═══ Data to use

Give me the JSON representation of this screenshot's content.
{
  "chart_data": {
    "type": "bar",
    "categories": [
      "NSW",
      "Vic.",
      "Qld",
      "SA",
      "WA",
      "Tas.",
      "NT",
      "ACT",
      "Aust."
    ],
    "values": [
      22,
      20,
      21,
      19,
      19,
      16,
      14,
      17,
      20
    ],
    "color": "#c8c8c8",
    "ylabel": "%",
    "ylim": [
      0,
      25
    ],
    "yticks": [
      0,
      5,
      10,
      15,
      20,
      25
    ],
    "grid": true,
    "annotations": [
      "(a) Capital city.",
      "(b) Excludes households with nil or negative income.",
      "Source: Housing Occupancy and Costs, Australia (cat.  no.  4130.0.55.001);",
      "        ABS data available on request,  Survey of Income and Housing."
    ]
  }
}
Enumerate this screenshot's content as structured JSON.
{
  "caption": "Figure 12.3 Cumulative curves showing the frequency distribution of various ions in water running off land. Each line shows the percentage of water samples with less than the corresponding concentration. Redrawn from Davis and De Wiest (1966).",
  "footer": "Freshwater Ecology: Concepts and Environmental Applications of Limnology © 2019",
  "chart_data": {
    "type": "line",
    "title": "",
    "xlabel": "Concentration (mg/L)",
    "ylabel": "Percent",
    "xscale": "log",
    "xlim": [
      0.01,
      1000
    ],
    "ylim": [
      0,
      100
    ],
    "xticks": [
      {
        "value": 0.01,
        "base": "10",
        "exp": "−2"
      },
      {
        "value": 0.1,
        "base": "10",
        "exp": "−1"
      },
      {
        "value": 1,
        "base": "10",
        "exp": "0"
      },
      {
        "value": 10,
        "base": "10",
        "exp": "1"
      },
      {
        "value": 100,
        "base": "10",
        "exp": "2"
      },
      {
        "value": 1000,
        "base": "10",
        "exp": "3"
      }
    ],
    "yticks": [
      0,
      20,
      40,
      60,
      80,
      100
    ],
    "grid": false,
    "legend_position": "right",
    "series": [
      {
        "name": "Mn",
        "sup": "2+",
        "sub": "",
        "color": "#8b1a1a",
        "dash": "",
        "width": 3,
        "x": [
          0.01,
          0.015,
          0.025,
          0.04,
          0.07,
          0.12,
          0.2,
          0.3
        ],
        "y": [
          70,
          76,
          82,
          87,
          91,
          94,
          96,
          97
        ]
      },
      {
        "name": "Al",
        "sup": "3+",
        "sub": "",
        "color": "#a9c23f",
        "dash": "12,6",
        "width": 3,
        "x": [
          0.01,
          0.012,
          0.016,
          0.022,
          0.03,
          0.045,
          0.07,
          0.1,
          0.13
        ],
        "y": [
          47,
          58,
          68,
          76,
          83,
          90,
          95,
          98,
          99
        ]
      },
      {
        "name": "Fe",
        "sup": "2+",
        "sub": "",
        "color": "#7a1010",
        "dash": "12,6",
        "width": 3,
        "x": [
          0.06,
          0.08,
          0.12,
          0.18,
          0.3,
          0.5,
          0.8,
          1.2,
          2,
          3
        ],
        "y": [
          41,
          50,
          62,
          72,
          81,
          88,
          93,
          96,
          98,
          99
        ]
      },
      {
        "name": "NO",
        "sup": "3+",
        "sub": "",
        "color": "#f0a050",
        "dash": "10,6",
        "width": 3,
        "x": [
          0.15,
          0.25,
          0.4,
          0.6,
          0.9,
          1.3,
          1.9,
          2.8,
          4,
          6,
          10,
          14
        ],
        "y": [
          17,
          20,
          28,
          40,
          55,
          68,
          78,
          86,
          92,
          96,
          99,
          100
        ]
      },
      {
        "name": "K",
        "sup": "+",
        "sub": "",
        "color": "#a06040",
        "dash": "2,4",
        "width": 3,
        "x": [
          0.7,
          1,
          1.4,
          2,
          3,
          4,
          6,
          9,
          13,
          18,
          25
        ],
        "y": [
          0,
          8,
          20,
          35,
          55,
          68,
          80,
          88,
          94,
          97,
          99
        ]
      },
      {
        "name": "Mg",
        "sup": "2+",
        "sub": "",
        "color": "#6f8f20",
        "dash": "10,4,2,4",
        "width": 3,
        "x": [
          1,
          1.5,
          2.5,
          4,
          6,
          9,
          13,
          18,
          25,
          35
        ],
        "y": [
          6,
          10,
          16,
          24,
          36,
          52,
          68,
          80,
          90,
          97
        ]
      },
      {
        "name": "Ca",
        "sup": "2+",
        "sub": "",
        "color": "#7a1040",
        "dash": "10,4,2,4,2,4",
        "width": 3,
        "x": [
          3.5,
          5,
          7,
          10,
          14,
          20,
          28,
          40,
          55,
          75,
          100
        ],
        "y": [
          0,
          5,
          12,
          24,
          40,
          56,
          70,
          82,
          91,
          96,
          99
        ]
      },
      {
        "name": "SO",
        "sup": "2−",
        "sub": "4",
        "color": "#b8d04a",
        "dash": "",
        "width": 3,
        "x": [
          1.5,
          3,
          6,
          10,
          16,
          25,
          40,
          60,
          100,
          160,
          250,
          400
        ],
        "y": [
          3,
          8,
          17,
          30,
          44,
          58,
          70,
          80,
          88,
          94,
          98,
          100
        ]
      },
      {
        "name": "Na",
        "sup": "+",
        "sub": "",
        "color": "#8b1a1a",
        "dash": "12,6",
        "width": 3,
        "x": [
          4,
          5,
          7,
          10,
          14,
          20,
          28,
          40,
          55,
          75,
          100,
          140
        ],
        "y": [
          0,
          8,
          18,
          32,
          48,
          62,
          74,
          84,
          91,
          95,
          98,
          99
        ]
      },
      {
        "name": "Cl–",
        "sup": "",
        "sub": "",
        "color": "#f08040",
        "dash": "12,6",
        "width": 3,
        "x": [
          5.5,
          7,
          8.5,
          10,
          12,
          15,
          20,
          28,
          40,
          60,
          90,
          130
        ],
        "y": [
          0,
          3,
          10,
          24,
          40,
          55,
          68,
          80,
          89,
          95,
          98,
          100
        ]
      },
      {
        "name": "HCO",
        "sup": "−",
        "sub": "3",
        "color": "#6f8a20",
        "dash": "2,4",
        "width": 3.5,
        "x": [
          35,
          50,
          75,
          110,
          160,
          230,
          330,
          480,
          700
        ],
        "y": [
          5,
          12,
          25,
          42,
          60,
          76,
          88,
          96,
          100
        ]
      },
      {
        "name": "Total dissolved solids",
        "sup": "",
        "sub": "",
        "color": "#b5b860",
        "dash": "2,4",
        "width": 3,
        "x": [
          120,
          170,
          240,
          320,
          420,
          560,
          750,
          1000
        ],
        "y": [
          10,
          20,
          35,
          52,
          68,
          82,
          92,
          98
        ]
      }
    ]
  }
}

══════

### Task to carry out
Of the lines in this data, how many contain "screenshot"? Reply with only the number.

### Response to this task
2